[Start of PROVIDED MATERIAL]

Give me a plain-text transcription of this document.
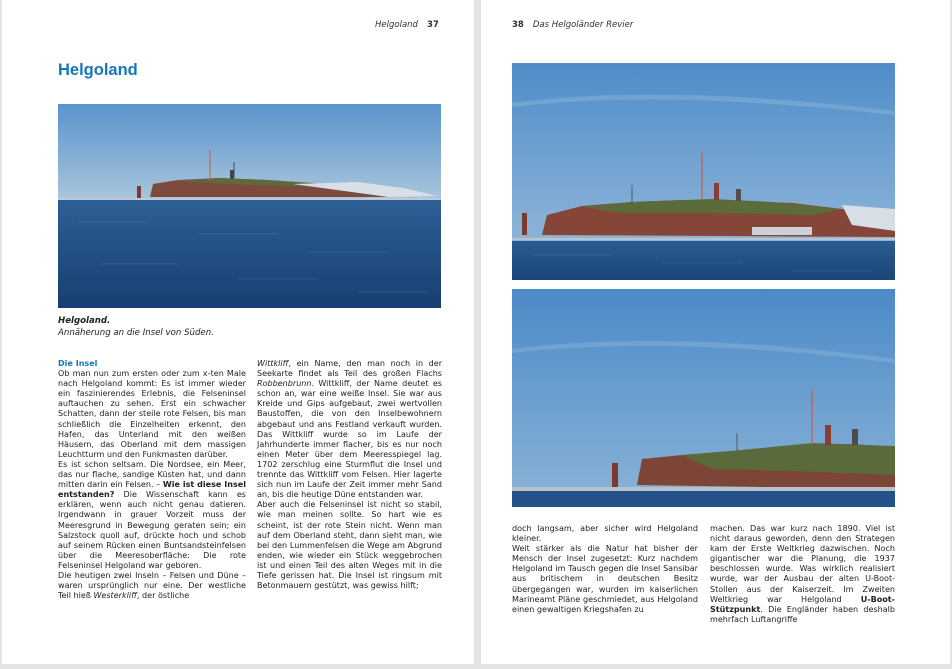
Helgoland 37
Helgoland
Helgoland.
Annäherung an die Insel von Süden.

Die Insel
Ob man nun zum ersten oder zum x-ten Male nach Helgoland kommt: Es ist immer wieder ein faszinierendes Erlebnis, die Felseninsel auftauchen zu sehen. Erst ein schwacher Schatten, dann der steile rote Felsen, bis man schließlich die Einzelheiten erkennt, den Hafen, das Unterland mit den weißen Häusern, das Oberland mit dem massigen Leuchtturm und den Funkmasten darüber.

Es ist schon seltsam. Die Nordsee, ein Meer, das nur flache, sandige Küsten hat, und dann mitten darin ein Felsen. – Wie ist diese Insel entstanden? Die Wissenschaft kann es erklären, wenn auch nicht genau datieren. Irgendwann in grauer Vorzeit muss der Meeresgrund in Bewegung geraten sein; ein Salzstock quoll auf, drückte hoch und schob auf seinem Rücken einen Buntsandsteinfelsen über die Meeresoberfläche: Die rote Felseninsel Helgoland war geboren.

Die heutigen zwei Inseln – Felsen und Düne – waren ursprünglich nur eine. Der westliche Teil hieß Westerkliff, der östliche

Wittkliff, ein Name, den man noch in der Seekarte findet als Teil des großen Flachs Robbenbrunn. Wittkliff, der Name deutet es schon an, war eine weiße Insel. Sie war aus Kreide und Gips aufgebaut, zwei wertvollen Baustoffen, die von den Inselbewohnern abgebaut und ans Festland verkauft wurden. Das Wittkliff wurde so im Laufe der Jahrhunderte immer flacher, bis es nur noch einen Meter über dem Meeresspiegel lag. 1702 zerschlug eine Sturmflut die Insel und trennte das Wittkliff vom Felsen. Hier lagerte sich nun im Laufe der Zeit immer mehr Sand an, bis die heutige Düne entstanden war.

Aber auch die Felseninsel ist nicht so stabil, wie man meinen sollte. So hart wie es scheint, ist der rote Stein nicht. Wenn man auf dem Oberland steht, dann sieht man, wie bei den Lummenfelsen die Wege am Abgrund enden, wie wieder ein Stück weggebrochen ist und einen Teil des alten Weges mit in die Tiefe gerissen hat. Die Insel ist ringsum mit Betonmauern gestützt, was gewiss hilft;

38 Das Helgoländer Revier

doch langsam, aber sicher wird Helgoland kleiner.

Weit stärker als die Natur hat bisher der Mensch der Insel zugesetzt: Kurz nachdem Helgoland im Tausch gegen die Insel Sansibar aus britischem in deutschen Besitz übergegangen war, wurden im kaiserlichen Marineamt Pläne geschmiedet, aus Helgoland einen gewaltigen Kriegshafen zu

machen. Das war kurz nach 1890. Viel ist nicht daraus geworden, denn den Strategen kam der Erste Weltkrieg dazwischen. Noch gigantischer war die Planung, die 1937 beschlossen wurde. Was wirklich realisiert wurde, war der Ausbau der alten U-Boot-Stollen aus der Kaiserzeit. Im Zweiten Weltkrieg war Helgoland U-Boot-Stützpunkt. Die Engländer haben deshalb mehrfach Luftangriffe
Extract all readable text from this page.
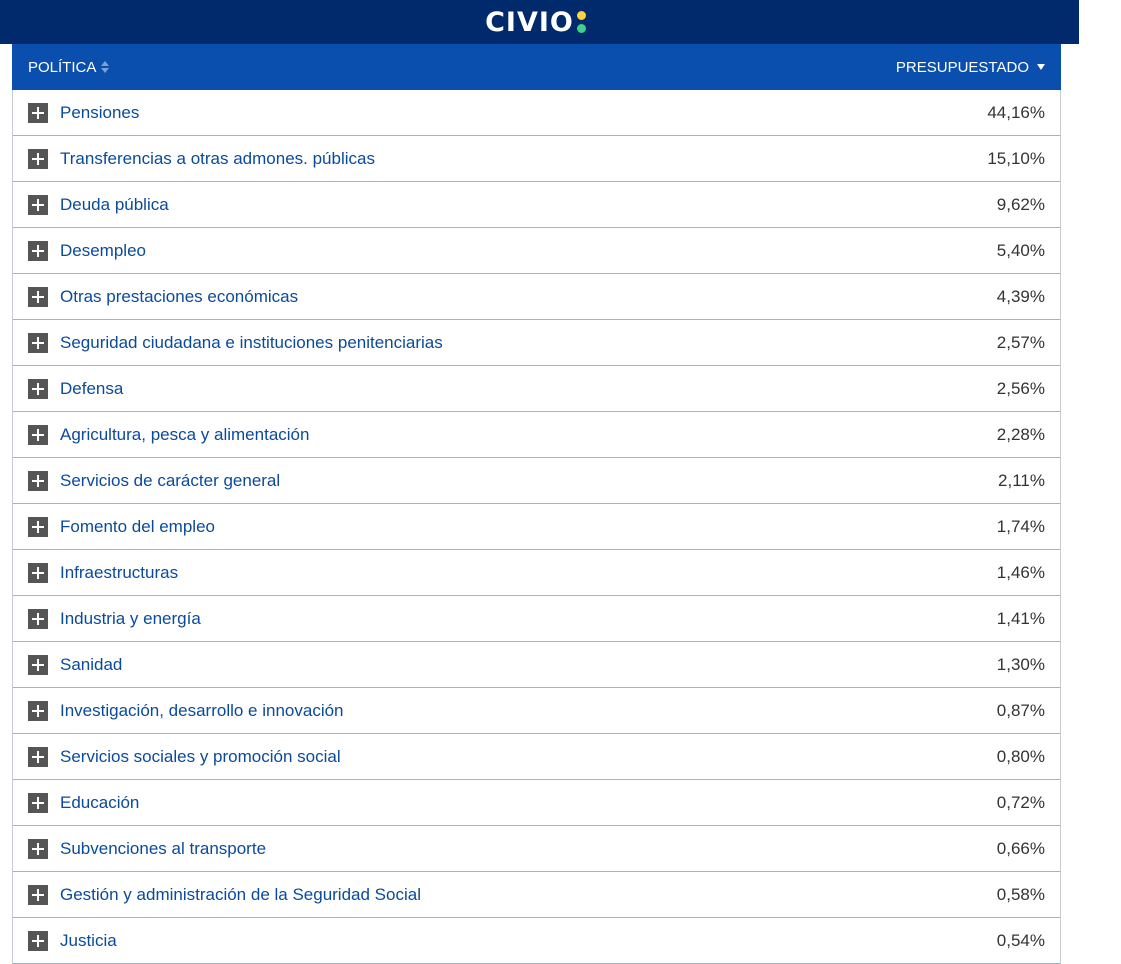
CIVIO
POLÍTICA	PRESUPUESTADO
Pensiones	44,16%
Transferencias a otras admones. públicas	15,10%
Deuda pública	9,62%
Desempleo	5,40%
Otras prestaciones económicas	4,39%
Seguridad ciudadana e instituciones penitenciarias	2,57%
Defensa	2,56%
Agricultura, pesca y alimentación	2,28%
Servicios de carácter general	2,11%
Fomento del empleo	1,74%
Infraestructuras	1,46%
Industria y energía	1,41%
Sanidad	1,30%
Investigación, desarrollo e innovación	0,87%
Servicios sociales y promoción social	0,80%
Educación	0,72%
Subvenciones al transporte	0,66%
Gestión y administración de la Seguridad Social	0,58%
Justicia	0,54%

[End of PROVIDED MATERIAL]

» TASK DIRECTIONS
In the lines above, locate the string "Seguridad". Copy every line where it occurs.

» ANSWER FOR THIS EXERCISE
Seguridad ciudadana e instituciones penitenciarias	2,57%
Gestión y administración de la Seguridad Social	0,58%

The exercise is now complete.